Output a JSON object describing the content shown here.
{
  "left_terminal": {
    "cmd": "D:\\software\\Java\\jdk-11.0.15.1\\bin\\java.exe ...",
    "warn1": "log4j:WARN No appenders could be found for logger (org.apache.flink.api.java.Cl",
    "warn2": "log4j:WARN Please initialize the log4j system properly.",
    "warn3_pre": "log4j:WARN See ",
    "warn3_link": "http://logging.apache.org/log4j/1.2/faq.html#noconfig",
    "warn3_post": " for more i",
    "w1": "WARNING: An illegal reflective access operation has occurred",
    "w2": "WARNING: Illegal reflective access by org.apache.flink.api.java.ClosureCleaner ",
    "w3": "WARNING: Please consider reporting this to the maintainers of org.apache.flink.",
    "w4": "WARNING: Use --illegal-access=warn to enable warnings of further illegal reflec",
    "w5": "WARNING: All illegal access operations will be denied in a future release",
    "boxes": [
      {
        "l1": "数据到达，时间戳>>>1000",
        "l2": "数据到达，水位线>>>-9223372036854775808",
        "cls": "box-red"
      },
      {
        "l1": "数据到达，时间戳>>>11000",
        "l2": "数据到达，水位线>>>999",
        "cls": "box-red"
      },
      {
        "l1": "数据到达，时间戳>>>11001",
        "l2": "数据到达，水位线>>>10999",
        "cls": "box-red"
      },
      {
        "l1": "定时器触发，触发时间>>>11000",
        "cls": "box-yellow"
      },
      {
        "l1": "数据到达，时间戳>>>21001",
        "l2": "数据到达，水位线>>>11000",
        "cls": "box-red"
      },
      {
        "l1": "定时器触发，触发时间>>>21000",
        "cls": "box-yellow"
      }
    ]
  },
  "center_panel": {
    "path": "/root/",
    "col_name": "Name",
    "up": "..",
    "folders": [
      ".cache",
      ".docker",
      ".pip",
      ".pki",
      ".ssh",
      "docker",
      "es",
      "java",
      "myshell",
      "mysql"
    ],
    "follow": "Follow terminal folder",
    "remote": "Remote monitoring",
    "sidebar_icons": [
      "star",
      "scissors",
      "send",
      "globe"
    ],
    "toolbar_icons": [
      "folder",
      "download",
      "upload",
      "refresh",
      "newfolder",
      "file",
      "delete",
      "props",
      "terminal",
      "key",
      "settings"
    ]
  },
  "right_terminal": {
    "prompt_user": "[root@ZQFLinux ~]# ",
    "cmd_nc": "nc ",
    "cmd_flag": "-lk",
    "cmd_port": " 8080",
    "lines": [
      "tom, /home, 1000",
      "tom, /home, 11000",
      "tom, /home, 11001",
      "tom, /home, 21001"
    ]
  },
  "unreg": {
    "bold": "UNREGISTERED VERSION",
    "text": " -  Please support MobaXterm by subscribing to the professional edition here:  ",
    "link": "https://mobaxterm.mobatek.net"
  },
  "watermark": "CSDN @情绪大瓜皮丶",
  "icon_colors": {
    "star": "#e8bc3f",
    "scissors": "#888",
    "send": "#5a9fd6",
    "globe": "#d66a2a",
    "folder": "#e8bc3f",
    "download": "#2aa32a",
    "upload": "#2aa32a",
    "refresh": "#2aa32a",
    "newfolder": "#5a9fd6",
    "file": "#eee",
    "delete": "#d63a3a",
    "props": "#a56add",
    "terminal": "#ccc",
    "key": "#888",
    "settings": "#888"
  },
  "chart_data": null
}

**Task goal:** From the first line to the last, please quote the material above exactly.

**Correct output:**
Output a JSON object describing the content shown here.
{
  "left_terminal": {
    "cmd": "D:\\software\\Java\\jdk-11.0.15.1\\bin\\java.exe ...",
    "warn1": "log4j:WARN No appenders could be found for logger (org.apache.flink.api.java.Cl",
    "warn2": "log4j:WARN Please initialize the log4j system properly.",
    "warn3_pre": "log4j:WARN See ",
    "warn3_link": "http://logging.apache.org/log4j/1.2/faq.html#noconfig",
    "warn3_post": " for more i",
    "w1": "WARNING: An illegal reflective access operation has occurred",
    "w2": "WARNING: Illegal reflective access by org.apache.flink.api.java.ClosureCleaner ",
    "w3": "WARNING: Please consider reporting this to the maintainers of org.apache.flink.",
    "w4": "WARNING: Use --illegal-access=warn to enable warnings of further illegal reflec",
    "w5": "WARNING: All illegal access operations will be denied in a future release",
    "boxes": [
      {
        "l1": "数据到达，时间戳>>>1000",
        "l2": "数据到达，水位线>>>-9223372036854775808",
        "cls": "box-red"
      },
      {
        "l1": "数据到达，时间戳>>>11000",
        "l2": "数据到达，水位线>>>999",
        "cls": "box-red"
      },
      {
        "l1": "数据到达，时间戳>>>11001",
        "l2": "数据到达，水位线>>>10999",
        "cls": "box-red"
      },
      {
        "l1": "定时器触发，触发时间>>>11000",
        "cls": "box-yellow"
      },
      {
        "l1": "数据到达，时间戳>>>21001",
        "l2": "数据到达，水位线>>>11000",
        "cls": "box-red"
      },
      {
        "l1": "定时器触发，触发时间>>>21000",
        "cls": "box-yellow"
      }
    ]
  },
  "center_panel": {
    "path": "/root/",
    "col_name": "Name",
    "up": "..",
    "folders": [
      ".cache",
      ".docker",
      ".pip",
      ".pki",
      ".ssh",
      "docker",
      "es",
      "java",
      "myshell",
      "mysql"
    ],
    "follow": "Follow terminal folder",
    "remote": "Remote monitoring",
    "sidebar_icons": [
      "star",
      "scissors",
      "send",
      "globe"
    ],
    "toolbar_icons": [
      "folder",
      "download",
      "upload",
      "refresh",
      "newfolder",
      "file",
      "delete",
      "props",
      "terminal",
      "key",
      "settings"
    ]
  },
  "right_terminal": {
    "prompt_user": "[root@ZQFLinux ~]# ",
    "cmd_nc": "nc ",
    "cmd_flag": "-lk",
    "cmd_port": " 8080",
    "lines": [
      "tom, /home, 1000",
      "tom, /home, 11000",
      "tom, /home, 11001",
      "tom, /home, 21001"
    ]
  },
  "unreg": {
    "bold": "UNREGISTERED VERSION",
    "text": " -  Please support MobaXterm by subscribing to the professional edition here:  ",
    "link": "https://mobaxterm.mobatek.net"
  },
  "watermark": "CSDN @情绪大瓜皮丶",
  "icon_colors": {
    "star": "#e8bc3f",
    "scissors": "#888",
    "send": "#5a9fd6",
    "globe": "#d66a2a",
    "folder": "#e8bc3f",
    "download": "#2aa32a",
    "upload": "#2aa32a",
    "refresh": "#2aa32a",
    "newfolder": "#5a9fd6",
    "file": "#eee",
    "delete": "#d63a3a",
    "props": "#a56add",
    "terminal": "#ccc",
    "key": "#888",
    "settings": "#888"
  },
  "chart_data": null
}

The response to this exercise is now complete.